Fragmento de página =
_ _ _

Desde Río de Janeiro
El pasado jueves, un nutrido grupo de académicos de primera línea y distintas especialidades y juristas especialmente respetados, enviaron una petición al Supremo Tribunal Federal, instancia máxima de la Justicia en Brasil, para que el ultraderechista presidente Jair Bolsonaro sea sometido a una batería de exámenes para evaluar su condición mental.
Se mencionan señales concretas de “deficiencias cognitivas serias”, y se recomienda que, de confirmarse un cuadro psicótico, el ultraderechista sea alejado de sus funciones. Luego de analizar una serie de iniciativas y afirmaciones de Bolsonaro, el texto dice que “se dibuja una patología grave” y que existen indicios mostrando que son altas las posibilidades de que el mandatario “presente un trastorno de personalidad paranoide”.
Todo indica que la petición no llegará a otro puerto más que los cajones de los escritorios de los dignísimos integrantes de la Corte Suprema.

_ _ _

Datos extraídos =
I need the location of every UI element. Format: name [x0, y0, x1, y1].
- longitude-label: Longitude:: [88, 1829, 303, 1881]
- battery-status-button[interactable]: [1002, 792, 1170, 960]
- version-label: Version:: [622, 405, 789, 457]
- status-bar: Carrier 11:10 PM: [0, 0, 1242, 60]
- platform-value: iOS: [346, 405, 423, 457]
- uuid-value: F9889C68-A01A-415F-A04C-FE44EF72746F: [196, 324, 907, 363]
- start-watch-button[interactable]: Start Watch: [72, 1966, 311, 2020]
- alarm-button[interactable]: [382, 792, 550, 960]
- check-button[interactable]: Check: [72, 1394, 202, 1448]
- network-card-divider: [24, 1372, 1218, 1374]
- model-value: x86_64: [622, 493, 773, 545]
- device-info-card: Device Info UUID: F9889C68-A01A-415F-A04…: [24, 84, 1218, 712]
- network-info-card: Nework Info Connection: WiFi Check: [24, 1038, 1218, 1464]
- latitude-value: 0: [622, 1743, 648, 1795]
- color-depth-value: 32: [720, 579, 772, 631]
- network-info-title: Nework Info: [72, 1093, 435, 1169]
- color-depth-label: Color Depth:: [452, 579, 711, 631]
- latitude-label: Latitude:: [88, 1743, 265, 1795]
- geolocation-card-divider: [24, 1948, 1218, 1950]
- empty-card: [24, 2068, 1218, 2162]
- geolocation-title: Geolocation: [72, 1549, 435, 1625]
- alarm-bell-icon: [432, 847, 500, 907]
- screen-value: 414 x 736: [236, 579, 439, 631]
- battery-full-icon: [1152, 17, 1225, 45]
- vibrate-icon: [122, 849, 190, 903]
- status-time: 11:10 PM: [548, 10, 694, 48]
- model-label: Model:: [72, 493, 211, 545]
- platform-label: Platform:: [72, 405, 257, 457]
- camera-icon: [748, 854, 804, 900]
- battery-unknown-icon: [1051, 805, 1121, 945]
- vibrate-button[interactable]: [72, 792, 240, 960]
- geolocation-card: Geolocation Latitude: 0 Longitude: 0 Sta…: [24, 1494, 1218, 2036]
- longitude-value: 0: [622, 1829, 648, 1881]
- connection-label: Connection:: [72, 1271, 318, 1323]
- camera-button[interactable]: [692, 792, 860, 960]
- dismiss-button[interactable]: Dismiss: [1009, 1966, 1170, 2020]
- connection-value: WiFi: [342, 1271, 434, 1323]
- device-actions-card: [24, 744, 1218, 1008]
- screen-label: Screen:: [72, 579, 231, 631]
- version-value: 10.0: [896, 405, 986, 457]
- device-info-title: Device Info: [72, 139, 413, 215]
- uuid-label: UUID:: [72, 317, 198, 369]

_ _ _

Tareas del ejercicio =
1 > Reescriba de forma más breve el párrafo del fragmento que empieza con «Se mencionan señales concretas», sin perder sus datos principales.
2 > Resuma el fragmento en dos oraciones.

Respuestas propuestas =
1 > La petición señala indicios de «deficiencias cognitivas serias» y pide que, si se confirma un cuadro psicótico, Bolsonaro sea apartado de sus funciones. Tras analizar iniciativas y afirmaciones suyas, el texto habla de una «patología grave» y de altas posibilidades de que presente un trastorno de personalidad paranoide.

2 > Un grupo de académicos y juristas pidió al Supremo Tribunal Federal de Brasil que el presidente ultraderechista Jair Bolsonaro se someta a exámenes sobre su condición mental y que sea apartado de sus funciones si se confirma un cuadro psicótico, pues ven indicios de deficiencias cognitivas serias y de un posible trastorno de personalidad paranoide. Todo indica, sin embargo, que la petición acabará en los cajones de los escritorios de los integrantes de la Corte Suprema.